§ **What is asked**:
Select from the data all lines with the word "screenshot".
-=-=-=-=-
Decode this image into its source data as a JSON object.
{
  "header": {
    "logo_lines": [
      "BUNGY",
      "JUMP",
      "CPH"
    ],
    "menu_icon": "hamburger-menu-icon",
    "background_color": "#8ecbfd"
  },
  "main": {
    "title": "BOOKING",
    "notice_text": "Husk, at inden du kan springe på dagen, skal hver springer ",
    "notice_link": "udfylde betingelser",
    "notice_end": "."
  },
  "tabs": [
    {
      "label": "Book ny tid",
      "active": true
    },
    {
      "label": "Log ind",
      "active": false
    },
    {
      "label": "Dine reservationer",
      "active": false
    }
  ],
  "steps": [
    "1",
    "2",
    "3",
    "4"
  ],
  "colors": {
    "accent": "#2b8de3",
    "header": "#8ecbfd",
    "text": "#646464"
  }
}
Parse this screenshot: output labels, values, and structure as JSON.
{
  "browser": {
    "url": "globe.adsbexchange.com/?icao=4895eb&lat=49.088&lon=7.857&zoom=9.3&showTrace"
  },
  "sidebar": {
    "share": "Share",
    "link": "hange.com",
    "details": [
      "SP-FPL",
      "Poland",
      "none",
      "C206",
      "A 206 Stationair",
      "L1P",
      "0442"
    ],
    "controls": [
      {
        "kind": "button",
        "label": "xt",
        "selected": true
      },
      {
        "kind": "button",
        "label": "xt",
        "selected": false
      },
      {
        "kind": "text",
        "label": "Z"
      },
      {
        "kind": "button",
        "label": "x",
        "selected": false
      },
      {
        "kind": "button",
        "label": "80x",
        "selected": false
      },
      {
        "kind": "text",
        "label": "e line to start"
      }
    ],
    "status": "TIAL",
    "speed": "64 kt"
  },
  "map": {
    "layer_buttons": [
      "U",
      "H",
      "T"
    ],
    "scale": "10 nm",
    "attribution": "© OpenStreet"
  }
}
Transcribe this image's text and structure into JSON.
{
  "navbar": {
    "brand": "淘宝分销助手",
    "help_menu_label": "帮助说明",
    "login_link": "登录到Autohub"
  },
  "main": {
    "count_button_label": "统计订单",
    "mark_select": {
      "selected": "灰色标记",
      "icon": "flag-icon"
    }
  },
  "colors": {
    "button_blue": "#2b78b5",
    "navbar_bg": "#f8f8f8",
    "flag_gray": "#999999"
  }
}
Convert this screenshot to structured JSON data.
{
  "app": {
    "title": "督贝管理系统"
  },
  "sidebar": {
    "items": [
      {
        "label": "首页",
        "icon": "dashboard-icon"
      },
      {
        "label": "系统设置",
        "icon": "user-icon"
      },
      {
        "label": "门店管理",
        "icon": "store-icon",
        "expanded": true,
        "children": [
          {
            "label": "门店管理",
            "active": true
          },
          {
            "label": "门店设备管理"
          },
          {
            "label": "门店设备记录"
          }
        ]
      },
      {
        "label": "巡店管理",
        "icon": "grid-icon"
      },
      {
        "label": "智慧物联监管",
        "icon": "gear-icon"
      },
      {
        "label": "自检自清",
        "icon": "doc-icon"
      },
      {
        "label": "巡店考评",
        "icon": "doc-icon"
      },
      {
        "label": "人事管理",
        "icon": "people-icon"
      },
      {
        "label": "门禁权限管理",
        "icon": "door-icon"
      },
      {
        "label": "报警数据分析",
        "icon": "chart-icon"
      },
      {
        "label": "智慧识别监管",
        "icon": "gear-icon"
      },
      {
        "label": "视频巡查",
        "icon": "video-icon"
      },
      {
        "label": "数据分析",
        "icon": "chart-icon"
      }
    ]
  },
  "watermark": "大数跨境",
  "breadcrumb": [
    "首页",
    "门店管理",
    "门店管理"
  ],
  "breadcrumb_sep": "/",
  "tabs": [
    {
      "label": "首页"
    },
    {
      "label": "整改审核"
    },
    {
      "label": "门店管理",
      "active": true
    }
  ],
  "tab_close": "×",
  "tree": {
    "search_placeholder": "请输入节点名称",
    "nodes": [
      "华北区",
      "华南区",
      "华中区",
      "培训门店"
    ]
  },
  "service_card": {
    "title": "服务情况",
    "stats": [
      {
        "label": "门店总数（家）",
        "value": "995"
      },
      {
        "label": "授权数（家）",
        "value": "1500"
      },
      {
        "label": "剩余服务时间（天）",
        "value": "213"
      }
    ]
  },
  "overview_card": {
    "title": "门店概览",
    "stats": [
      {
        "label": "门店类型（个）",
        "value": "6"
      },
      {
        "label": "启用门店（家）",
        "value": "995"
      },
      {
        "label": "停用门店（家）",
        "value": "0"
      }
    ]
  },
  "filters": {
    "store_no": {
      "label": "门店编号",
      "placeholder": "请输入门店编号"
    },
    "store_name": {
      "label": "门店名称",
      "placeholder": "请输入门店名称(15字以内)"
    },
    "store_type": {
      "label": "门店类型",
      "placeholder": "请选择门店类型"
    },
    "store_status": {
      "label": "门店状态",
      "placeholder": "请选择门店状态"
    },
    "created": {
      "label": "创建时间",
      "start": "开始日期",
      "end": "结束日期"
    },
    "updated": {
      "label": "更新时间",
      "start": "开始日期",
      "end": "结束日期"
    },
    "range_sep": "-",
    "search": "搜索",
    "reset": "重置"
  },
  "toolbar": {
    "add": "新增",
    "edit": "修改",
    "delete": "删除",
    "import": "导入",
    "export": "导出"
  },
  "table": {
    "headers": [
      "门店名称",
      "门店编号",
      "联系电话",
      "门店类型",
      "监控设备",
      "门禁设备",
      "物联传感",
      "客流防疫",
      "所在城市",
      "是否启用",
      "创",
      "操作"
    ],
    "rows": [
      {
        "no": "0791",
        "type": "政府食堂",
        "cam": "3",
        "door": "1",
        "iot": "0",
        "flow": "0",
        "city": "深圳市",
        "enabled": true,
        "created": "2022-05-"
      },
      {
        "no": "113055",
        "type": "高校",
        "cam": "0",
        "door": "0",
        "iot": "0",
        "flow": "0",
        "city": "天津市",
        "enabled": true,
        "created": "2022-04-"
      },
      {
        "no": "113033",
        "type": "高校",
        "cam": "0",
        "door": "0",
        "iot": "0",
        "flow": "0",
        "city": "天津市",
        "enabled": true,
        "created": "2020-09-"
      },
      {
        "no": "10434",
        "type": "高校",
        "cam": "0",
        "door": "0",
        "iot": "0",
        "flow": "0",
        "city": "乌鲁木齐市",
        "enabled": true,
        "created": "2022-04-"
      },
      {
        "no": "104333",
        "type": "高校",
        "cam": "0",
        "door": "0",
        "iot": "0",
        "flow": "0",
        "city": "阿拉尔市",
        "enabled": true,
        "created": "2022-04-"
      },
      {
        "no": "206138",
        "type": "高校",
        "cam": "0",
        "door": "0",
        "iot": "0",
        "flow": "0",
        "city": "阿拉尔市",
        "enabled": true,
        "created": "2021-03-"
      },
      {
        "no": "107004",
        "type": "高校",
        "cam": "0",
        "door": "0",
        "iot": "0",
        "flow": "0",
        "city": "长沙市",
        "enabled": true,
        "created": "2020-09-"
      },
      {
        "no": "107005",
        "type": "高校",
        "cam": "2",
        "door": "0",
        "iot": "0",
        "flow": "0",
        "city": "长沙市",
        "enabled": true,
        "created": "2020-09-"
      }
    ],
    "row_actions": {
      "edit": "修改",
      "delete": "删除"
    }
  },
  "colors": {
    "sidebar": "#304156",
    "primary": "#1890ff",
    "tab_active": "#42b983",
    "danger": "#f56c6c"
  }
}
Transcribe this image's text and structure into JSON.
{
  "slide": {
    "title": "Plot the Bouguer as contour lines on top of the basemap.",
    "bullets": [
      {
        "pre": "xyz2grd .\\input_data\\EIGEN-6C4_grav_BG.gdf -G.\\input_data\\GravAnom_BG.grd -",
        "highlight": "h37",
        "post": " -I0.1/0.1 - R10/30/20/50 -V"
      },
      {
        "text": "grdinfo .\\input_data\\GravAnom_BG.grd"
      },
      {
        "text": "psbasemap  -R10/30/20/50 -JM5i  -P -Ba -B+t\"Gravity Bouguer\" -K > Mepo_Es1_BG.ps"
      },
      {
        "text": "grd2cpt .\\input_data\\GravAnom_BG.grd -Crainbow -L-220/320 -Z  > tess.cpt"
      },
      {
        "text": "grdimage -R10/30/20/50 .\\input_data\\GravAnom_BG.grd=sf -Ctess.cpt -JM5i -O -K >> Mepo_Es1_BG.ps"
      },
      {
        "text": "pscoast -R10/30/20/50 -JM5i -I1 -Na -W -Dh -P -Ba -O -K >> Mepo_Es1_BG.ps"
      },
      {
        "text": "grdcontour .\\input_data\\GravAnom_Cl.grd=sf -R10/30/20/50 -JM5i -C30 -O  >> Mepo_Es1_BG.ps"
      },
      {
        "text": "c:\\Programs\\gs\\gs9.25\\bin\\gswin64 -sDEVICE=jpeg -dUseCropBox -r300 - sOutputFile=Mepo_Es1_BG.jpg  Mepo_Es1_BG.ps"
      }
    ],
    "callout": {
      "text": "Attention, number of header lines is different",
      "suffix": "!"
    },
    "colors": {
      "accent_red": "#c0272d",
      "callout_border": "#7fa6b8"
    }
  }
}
-=-=-=-=-
§ **Response to the exercise**:
Parse this screenshot: output labels, values, and structure as JSON.
Convert this screenshot to structured JSON data.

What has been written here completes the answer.